Source material ->

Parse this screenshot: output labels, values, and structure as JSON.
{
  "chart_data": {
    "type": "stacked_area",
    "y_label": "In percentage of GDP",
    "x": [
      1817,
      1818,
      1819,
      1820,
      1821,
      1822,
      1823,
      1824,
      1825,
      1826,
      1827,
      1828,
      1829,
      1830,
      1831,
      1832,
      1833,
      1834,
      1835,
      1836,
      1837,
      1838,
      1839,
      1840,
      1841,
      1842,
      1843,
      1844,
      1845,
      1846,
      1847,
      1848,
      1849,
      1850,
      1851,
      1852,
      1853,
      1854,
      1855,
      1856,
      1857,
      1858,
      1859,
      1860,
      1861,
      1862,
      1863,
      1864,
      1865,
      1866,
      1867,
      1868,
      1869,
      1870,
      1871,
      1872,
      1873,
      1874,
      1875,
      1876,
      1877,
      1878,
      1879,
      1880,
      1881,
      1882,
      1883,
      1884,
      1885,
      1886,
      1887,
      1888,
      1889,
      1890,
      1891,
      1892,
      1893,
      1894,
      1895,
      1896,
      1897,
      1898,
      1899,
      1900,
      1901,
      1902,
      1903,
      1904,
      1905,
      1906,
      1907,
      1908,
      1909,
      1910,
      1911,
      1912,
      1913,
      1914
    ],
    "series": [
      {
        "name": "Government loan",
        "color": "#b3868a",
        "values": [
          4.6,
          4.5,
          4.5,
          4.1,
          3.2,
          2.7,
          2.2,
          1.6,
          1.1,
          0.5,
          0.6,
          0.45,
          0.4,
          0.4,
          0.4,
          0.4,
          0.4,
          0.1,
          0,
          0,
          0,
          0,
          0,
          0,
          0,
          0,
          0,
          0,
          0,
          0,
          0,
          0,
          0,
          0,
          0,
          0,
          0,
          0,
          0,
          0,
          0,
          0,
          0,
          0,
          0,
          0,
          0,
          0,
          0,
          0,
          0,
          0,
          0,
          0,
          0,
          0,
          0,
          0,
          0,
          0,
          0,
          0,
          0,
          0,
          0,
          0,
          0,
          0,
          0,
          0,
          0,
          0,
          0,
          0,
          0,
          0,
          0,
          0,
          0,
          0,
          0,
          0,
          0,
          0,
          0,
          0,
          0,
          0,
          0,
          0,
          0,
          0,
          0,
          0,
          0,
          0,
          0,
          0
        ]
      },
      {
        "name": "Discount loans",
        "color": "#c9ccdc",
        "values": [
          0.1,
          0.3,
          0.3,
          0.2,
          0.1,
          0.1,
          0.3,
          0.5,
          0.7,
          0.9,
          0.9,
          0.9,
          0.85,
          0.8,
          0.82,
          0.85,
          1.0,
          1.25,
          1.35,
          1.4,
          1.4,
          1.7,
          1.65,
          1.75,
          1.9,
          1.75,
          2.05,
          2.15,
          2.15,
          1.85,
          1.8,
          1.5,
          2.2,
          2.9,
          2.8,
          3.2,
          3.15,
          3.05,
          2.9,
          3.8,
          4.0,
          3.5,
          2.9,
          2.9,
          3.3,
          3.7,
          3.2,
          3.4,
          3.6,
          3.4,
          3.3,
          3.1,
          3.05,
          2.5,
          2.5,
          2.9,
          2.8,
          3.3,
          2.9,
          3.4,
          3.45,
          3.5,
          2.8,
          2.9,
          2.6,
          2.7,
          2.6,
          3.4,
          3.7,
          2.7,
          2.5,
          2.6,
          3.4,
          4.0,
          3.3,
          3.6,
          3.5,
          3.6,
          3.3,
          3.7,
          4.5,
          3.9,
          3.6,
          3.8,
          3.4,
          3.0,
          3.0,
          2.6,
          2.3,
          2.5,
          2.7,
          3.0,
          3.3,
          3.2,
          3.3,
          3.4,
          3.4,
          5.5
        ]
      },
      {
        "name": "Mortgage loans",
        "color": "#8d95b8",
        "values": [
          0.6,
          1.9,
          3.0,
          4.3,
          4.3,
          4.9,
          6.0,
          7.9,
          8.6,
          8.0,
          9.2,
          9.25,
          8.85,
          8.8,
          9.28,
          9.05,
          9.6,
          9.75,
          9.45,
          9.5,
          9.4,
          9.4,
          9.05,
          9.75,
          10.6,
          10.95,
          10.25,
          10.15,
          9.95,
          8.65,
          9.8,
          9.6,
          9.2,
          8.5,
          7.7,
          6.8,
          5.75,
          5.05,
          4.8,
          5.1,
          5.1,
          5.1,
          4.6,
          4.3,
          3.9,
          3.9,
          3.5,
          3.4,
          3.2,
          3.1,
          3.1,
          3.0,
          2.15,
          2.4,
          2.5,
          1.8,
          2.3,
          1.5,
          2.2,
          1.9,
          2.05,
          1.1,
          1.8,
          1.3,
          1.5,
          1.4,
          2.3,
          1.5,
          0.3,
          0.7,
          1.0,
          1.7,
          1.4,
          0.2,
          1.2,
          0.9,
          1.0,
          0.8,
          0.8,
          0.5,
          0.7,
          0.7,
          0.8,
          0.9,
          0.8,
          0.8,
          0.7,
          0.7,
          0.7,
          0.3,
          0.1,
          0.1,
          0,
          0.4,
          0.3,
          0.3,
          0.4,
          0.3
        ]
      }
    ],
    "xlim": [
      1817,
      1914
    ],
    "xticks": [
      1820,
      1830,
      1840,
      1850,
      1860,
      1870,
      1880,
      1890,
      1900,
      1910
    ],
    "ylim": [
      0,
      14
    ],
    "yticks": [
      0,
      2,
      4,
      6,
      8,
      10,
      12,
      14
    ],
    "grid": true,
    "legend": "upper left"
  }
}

Task to complete -> Find every line that has "color" in it, then return those lines.

Reply ->
        "color": "#b3868a",
        "color": "#c9ccdc",
        "color": "#8d95b8",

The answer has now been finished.